= Data listing =
_ _ _ _ _

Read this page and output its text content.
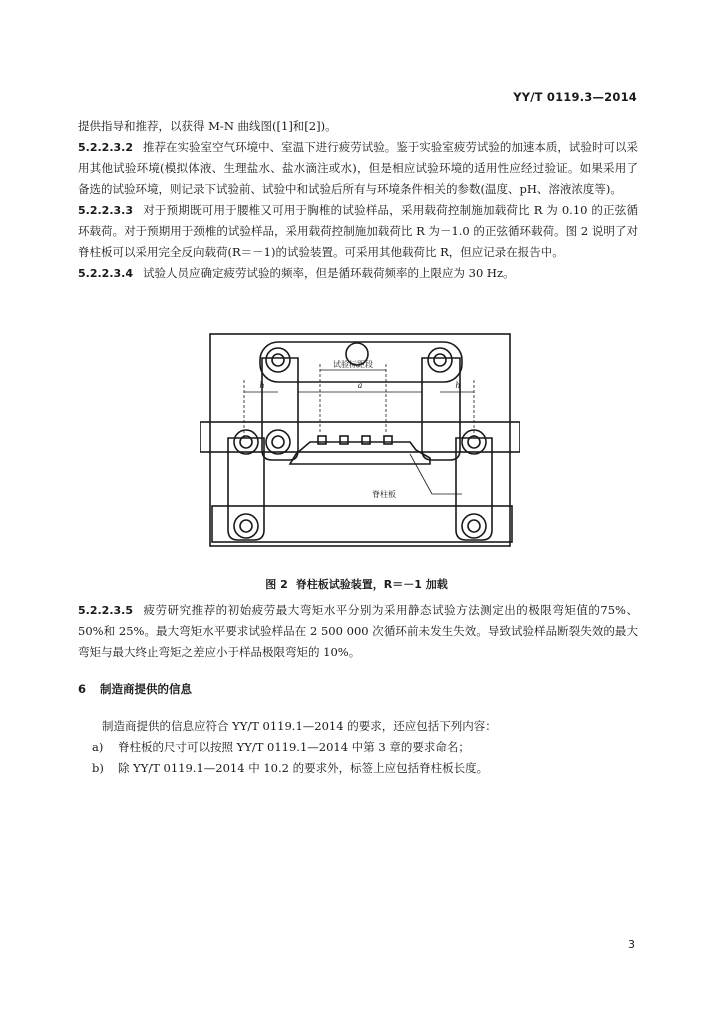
YY/T 0119.3—2014

提供指导和推荐，以获得 M-N 曲线图([1]和[2])。

5.2.2.3.2 推荐在实验室空气环境中、室温下进行疲劳试验。鉴于实验室疲劳试验的加速本质，试验时可以采用其他试验环境(模拟体液、生理盐水、盐水滴注或水)，但是相应试验环境的适用性应经过验证。如果采用了备选的试验环境，则记录下试验前、试验中和试验后所有与环境条件相关的参数(温度、pH、溶液浓度等)。

5.2.2.3.3 对于预期既可用于腰椎又可用于胸椎的试验样品，采用载荷控制施加载荷比 R 为 0.10 的正弦循环载荷。对于预期用于颈椎的试验样品，采用载荷控制施加载荷比 R 为－1.0 的正弦循环载荷。图 2 说明了对脊柱板可以采用完全反向载荷(R＝－1)的试验装置。可采用其他载荷比 R，但应记录在报告中。

5.2.2.3.4 试验人员应确定疲劳试验的频率，但是循环载荷频率的上限应为 30 Hz。

试验标距段
a
h	h
脊柱板
图 2 脊柱板试验装置，R＝－1 加载

5.2.2.3.5 疲劳研究推荐的初始疲劳最大弯矩水平分别为采用静态试验方法测定出的极限弯矩值的75%、50%和 25%。最大弯矩水平要求试验样品在 2 500 000 次循环前未发生失效。导致试验样品断裂失效的最大弯矩与最大终止弯矩之差应小于样品极限弯矩的 10%。

6 制造商提供的信息

制造商提供的信息应符合 YY/T 0119.1—2014 的要求，还应包括下列内容：

a) 脊柱板的尺寸可以按照 YY/T 0119.1—2014 中第 3 章的要求命名；

b) 除 YY/T 0119.1—2014 中 10.2 的要求外，标签上应包括脊柱板长度。

3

_ _ _ _ _

= BRIEF =
Return all of the entries exactly as written, but drop any pictures they hold.

= ANSWER BELOW =
Read this page and output its text content.
YY/T 0119.3—2014

提供指导和推荐，以获得 M-N 曲线图([1]和[2])。

5.2.2.3.2 推荐在实验室空气环境中、室温下进行疲劳试验。鉴于实验室疲劳试验的加速本质，试验时可以采用其他试验环境(模拟体液、生理盐水、盐水滴注或水)，但是相应试验环境的适用性应经过验证。如果采用了备选的试验环境，则记录下试验前、试验中和试验后所有与环境条件相关的参数(温度、pH、溶液浓度等)。

5.2.2.3.3 对于预期既可用于腰椎又可用于胸椎的试验样品，采用载荷控制施加载荷比 R 为 0.10 的正弦循环载荷。对于预期用于颈椎的试验样品，采用载荷控制施加载荷比 R 为－1.0 的正弦循环载荷。图 2 说明了对脊柱板可以采用完全反向载荷(R＝－1)的试验装置。可采用其他载荷比 R，但应记录在报告中。

5.2.2.3.4 试验人员应确定疲劳试验的频率，但是循环载荷频率的上限应为 30 Hz。

试验标距段
a
h	h
脊柱板
图 2 脊柱板试验装置，R＝－1 加载

5.2.2.3.5 疲劳研究推荐的初始疲劳最大弯矩水平分别为采用静态试验方法测定出的极限弯矩值的75%、50%和 25%。最大弯矩水平要求试验样品在 2 500 000 次循环前未发生失效。导致试验样品断裂失效的最大弯矩与最大终止弯矩之差应小于样品极限弯矩的 10%。

6 制造商提供的信息

制造商提供的信息应符合 YY/T 0119.1—2014 的要求，还应包括下列内容：

a) 脊柱板的尺寸可以按照 YY/T 0119.1—2014 中第 3 章的要求命名；

b) 除 YY/T 0119.1—2014 中 10.2 的要求外，标签上应包括脊柱板长度。

3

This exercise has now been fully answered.